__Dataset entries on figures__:
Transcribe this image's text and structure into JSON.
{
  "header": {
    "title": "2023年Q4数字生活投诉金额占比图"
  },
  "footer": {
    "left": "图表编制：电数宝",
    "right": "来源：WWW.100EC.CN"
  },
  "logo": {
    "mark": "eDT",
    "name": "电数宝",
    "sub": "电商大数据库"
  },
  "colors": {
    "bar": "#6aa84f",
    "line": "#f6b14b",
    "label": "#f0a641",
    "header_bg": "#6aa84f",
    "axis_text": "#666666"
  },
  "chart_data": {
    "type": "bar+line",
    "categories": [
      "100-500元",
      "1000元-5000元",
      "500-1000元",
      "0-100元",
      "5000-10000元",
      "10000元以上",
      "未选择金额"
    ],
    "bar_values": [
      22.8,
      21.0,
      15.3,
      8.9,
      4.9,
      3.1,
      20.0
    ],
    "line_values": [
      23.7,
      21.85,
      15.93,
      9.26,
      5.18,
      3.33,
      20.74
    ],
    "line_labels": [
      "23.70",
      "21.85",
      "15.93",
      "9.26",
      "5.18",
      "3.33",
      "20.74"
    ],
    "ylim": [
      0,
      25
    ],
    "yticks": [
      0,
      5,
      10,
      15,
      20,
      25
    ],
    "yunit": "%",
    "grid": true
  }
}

__WHAT YOU ARE ASKED TO DO__:
Copy out the whole listing exactly.

__FINAL ANSWER__:
Transcribe this image's text and structure into JSON.
{
  "header": {
    "title": "2023年Q4数字生活投诉金额占比图"
  },
  "footer": {
    "left": "图表编制：电数宝",
    "right": "来源：WWW.100EC.CN"
  },
  "logo": {
    "mark": "eDT",
    "name": "电数宝",
    "sub": "电商大数据库"
  },
  "colors": {
    "bar": "#6aa84f",
    "line": "#f6b14b",
    "label": "#f0a641",
    "header_bg": "#6aa84f",
    "axis_text": "#666666"
  },
  "chart_data": {
    "type": "bar+line",
    "categories": [
      "100-500元",
      "1000元-5000元",
      "500-1000元",
      "0-100元",
      "5000-10000元",
      "10000元以上",
      "未选择金额"
    ],
    "bar_values": [
      22.8,
      21.0,
      15.3,
      8.9,
      4.9,
      3.1,
      20.0
    ],
    "line_values": [
      23.7,
      21.85,
      15.93,
      9.26,
      5.18,
      3.33,
      20.74
    ],
    "line_labels": [
      "23.70",
      "21.85",
      "15.93",
      "9.26",
      "5.18",
      "3.33",
      "20.74"
    ],
    "ylim": [
      0,
      25
    ],
    "yticks": [
      0,
      5,
      10,
      15,
      20,
      25
    ],
    "yunit": "%",
    "grid": true
  }
}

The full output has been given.